## Problem description
In the listing below, locate the lines bearing the word "Distance". Copy every one of them.

## Entries shown
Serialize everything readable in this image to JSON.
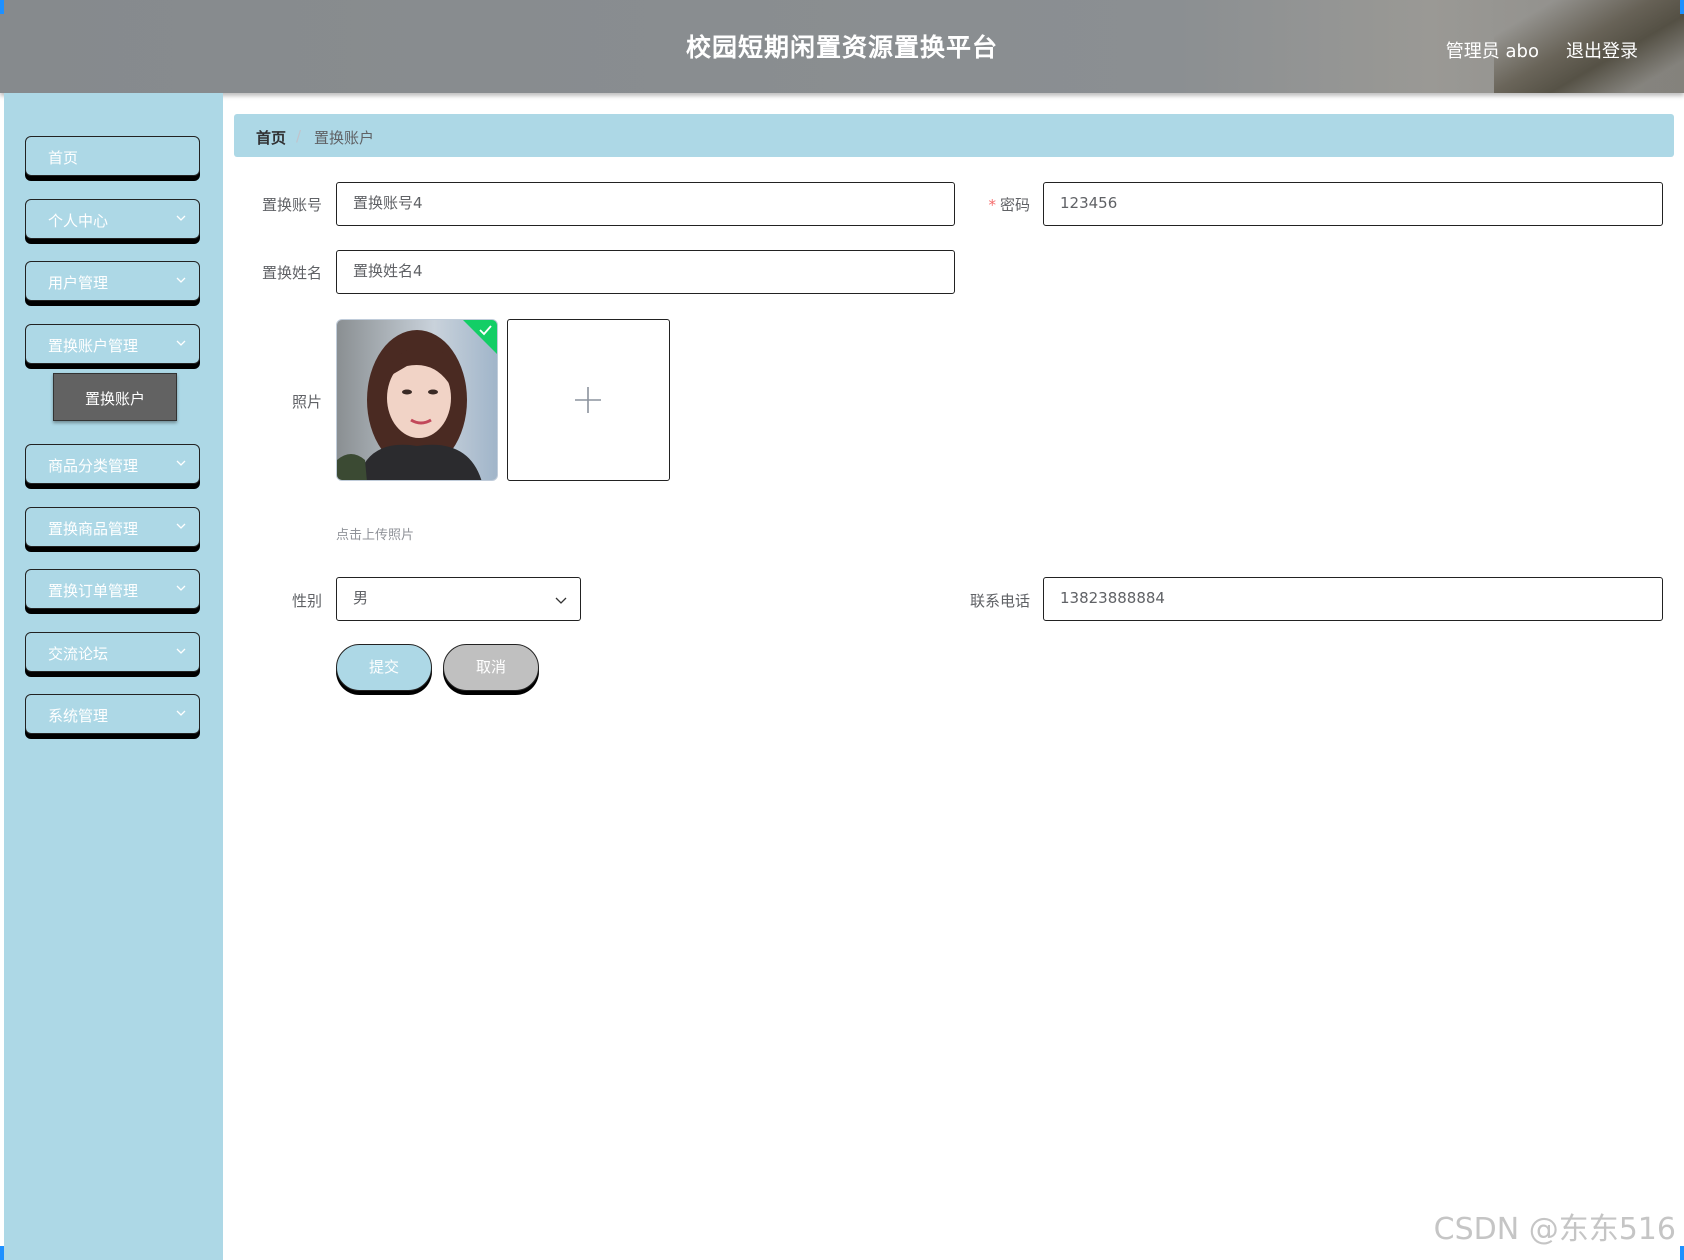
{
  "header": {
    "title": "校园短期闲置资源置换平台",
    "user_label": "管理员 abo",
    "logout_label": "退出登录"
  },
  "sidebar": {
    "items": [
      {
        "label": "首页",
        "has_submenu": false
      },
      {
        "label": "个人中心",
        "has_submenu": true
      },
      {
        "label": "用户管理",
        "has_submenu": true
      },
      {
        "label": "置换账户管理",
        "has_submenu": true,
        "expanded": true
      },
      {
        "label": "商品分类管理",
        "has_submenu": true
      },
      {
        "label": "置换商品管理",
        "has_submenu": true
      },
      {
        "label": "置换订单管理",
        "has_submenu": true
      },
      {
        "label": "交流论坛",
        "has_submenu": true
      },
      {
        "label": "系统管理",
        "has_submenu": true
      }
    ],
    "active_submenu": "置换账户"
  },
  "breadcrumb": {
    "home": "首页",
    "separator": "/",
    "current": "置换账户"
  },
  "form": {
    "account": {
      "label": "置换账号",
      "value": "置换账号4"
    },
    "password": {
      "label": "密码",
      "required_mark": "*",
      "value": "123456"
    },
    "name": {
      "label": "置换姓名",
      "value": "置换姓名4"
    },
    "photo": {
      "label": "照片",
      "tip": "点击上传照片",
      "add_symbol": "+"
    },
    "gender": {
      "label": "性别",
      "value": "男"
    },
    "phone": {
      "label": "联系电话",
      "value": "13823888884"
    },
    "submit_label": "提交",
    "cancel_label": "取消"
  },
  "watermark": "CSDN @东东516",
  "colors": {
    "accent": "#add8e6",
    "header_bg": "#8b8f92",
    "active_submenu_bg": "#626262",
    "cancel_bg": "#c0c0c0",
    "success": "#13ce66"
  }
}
--
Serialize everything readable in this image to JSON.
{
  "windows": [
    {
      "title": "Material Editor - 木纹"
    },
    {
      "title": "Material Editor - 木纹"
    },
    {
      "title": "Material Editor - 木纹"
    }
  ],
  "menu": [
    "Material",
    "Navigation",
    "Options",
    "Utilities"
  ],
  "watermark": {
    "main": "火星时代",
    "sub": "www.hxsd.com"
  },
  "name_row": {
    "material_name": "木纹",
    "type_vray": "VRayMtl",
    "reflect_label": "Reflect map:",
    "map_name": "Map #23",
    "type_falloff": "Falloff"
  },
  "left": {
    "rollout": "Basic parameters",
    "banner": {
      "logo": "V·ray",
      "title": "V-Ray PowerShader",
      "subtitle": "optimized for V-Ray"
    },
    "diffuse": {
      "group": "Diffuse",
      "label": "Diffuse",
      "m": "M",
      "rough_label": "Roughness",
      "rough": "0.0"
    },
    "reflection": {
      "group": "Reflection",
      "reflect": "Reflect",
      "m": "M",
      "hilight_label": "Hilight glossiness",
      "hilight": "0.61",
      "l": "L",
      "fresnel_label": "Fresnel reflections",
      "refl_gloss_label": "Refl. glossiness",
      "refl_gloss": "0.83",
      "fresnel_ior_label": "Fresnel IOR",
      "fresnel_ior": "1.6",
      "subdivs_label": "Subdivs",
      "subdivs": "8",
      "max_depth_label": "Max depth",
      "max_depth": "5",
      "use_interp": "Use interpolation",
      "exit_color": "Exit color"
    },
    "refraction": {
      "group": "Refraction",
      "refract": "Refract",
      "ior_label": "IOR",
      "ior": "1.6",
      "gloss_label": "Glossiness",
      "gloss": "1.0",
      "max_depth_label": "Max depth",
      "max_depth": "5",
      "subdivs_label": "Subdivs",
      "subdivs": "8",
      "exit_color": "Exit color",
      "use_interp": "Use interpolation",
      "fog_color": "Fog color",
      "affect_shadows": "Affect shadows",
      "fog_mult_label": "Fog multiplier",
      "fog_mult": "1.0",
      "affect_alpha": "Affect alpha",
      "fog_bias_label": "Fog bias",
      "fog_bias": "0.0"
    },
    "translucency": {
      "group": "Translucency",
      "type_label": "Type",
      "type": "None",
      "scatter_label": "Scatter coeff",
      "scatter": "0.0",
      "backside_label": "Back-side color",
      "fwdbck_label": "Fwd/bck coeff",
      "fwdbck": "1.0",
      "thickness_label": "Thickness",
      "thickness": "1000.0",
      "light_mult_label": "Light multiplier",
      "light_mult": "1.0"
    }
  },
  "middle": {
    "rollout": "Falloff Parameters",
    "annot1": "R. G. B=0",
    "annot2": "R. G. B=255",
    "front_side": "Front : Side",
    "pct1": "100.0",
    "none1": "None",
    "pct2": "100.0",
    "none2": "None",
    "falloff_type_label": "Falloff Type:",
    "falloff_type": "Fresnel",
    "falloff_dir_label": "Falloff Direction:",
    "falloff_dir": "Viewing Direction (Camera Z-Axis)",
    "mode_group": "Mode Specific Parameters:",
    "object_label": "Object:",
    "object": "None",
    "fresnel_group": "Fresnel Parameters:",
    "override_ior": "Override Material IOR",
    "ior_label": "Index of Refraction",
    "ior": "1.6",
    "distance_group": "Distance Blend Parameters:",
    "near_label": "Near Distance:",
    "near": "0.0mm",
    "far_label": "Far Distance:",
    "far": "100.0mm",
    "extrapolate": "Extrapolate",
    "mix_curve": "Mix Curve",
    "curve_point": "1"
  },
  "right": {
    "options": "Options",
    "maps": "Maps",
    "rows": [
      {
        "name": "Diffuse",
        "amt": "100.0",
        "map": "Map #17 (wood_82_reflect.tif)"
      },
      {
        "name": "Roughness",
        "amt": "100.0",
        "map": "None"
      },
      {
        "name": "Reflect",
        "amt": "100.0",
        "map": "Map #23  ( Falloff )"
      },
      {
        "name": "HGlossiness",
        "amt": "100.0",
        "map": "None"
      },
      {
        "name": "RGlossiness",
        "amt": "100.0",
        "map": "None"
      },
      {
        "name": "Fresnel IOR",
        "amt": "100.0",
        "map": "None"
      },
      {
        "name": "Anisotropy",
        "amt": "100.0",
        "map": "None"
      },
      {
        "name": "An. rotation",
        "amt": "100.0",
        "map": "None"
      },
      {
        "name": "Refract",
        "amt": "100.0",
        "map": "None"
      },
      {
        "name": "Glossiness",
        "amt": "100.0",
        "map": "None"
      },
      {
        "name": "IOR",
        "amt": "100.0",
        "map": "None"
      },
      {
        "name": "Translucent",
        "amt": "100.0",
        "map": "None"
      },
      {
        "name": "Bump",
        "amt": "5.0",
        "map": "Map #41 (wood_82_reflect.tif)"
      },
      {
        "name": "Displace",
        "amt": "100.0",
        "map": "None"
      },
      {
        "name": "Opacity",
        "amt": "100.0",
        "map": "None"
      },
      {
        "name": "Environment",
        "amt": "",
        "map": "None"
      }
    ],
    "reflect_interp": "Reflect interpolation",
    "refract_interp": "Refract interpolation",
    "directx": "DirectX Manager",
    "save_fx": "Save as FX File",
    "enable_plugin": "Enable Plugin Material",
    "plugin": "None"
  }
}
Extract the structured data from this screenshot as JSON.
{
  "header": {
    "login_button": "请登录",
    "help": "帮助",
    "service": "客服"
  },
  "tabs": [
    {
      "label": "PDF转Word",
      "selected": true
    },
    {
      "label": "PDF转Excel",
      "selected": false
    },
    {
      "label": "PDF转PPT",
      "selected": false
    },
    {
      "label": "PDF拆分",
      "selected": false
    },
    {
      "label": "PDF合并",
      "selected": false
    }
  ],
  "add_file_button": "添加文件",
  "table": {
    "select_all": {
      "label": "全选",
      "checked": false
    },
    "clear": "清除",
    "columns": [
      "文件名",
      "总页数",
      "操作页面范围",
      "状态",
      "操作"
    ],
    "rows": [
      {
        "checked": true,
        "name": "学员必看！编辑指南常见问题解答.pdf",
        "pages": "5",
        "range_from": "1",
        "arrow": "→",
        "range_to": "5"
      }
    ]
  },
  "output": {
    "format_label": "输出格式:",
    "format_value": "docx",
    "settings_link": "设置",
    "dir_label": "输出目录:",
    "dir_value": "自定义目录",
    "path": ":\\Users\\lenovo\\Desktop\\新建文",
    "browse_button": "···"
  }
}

## Worked solution
    "distance_group": "Distance Blend Parameters:",
    "near_label": "Near Distance:",
    "far_label": "Far Distance:",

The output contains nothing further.